■ THE REQUEST
Skip the images and copy each record exactly as written.

■ MATERIAL SUPPLIED
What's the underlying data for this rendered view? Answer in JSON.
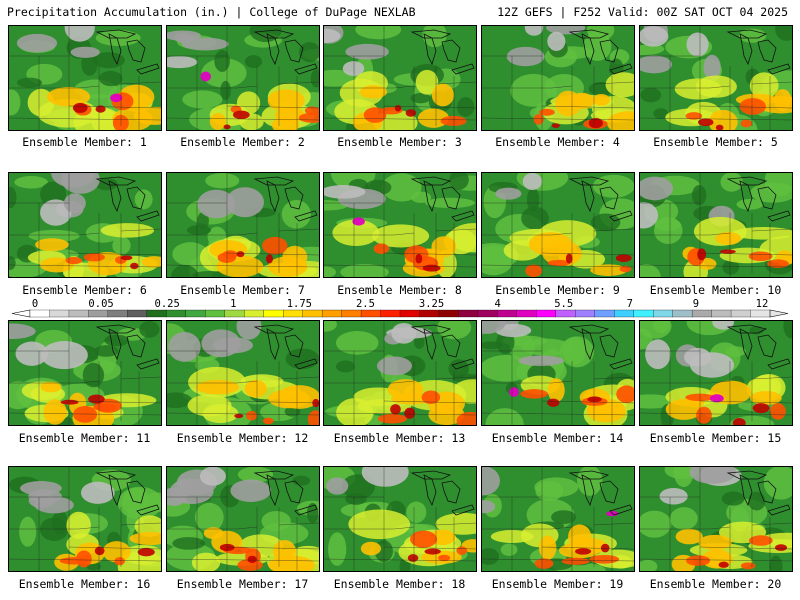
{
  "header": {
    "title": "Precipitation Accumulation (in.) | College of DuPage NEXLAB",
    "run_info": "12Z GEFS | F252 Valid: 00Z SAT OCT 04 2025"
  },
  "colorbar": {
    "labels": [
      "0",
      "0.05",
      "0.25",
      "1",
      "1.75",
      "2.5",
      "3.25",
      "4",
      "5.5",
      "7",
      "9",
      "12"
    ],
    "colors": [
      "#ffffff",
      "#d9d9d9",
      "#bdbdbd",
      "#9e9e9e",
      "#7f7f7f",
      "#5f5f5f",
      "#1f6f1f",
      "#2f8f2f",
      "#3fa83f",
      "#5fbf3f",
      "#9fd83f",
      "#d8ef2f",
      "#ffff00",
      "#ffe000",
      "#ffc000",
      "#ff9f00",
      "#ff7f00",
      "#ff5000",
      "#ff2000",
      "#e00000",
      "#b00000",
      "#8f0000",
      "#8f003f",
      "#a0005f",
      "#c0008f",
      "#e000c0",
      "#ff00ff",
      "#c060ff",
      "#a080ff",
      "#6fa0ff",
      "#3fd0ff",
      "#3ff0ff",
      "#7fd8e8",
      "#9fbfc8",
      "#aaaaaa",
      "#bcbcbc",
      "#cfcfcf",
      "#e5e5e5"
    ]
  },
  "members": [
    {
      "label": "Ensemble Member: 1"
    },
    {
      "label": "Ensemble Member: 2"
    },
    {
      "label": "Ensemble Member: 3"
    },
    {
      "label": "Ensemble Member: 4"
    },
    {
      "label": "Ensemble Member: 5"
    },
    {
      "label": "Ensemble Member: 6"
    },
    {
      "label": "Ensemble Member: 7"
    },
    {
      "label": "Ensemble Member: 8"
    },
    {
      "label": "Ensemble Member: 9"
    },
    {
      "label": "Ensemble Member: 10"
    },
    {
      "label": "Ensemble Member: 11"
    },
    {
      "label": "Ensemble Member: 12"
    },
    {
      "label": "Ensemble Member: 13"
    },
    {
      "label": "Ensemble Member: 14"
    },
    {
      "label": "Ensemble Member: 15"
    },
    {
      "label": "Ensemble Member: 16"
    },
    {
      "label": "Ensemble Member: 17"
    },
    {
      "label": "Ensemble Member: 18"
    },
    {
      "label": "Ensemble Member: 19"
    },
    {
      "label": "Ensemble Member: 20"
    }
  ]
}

■ ANSWER TO THE TASK
What's the underlying data for this rendered view? Answer in JSON.
{
  "header": {
    "title": "Precipitation Accumulation (in.) | College of DuPage NEXLAB",
    "run_info": "12Z GEFS | F252 Valid: 00Z SAT OCT 04 2025"
  },
  "colorbar": {
    "labels": [
      "0",
      "0.05",
      "0.25",
      "1",
      "1.75",
      "2.5",
      "3.25",
      "4",
      "5.5",
      "7",
      "9",
      "12"
    ],
    "colors": [
      "#ffffff",
      "#d9d9d9",
      "#bdbdbd",
      "#9e9e9e",
      "#7f7f7f",
      "#5f5f5f",
      "#1f6f1f",
      "#2f8f2f",
      "#3fa83f",
      "#5fbf3f",
      "#9fd83f",
      "#d8ef2f",
      "#ffff00",
      "#ffe000",
      "#ffc000",
      "#ff9f00",
      "#ff7f00",
      "#ff5000",
      "#ff2000",
      "#e00000",
      "#b00000",
      "#8f0000",
      "#8f003f",
      "#a0005f",
      "#c0008f",
      "#e000c0",
      "#ff00ff",
      "#c060ff",
      "#a080ff",
      "#6fa0ff",
      "#3fd0ff",
      "#3ff0ff",
      "#7fd8e8",
      "#9fbfc8",
      "#aaaaaa",
      "#bcbcbc",
      "#cfcfcf",
      "#e5e5e5"
    ]
  },
  "members": [
    {
      "label": "Ensemble Member: 1"
    },
    {
      "label": "Ensemble Member: 2"
    },
    {
      "label": "Ensemble Member: 3"
    },
    {
      "label": "Ensemble Member: 4"
    },
    {
      "label": "Ensemble Member: 5"
    },
    {
      "label": "Ensemble Member: 6"
    },
    {
      "label": "Ensemble Member: 7"
    },
    {
      "label": "Ensemble Member: 8"
    },
    {
      "label": "Ensemble Member: 9"
    },
    {
      "label": "Ensemble Member: 10"
    },
    {
      "label": "Ensemble Member: 11"
    },
    {
      "label": "Ensemble Member: 12"
    },
    {
      "label": "Ensemble Member: 13"
    },
    {
      "label": "Ensemble Member: 14"
    },
    {
      "label": "Ensemble Member: 15"
    },
    {
      "label": "Ensemble Member: 16"
    },
    {
      "label": "Ensemble Member: 17"
    },
    {
      "label": "Ensemble Member: 18"
    },
    {
      "label": "Ensemble Member: 19"
    },
    {
      "label": "Ensemble Member: 20"
    }
  ]
}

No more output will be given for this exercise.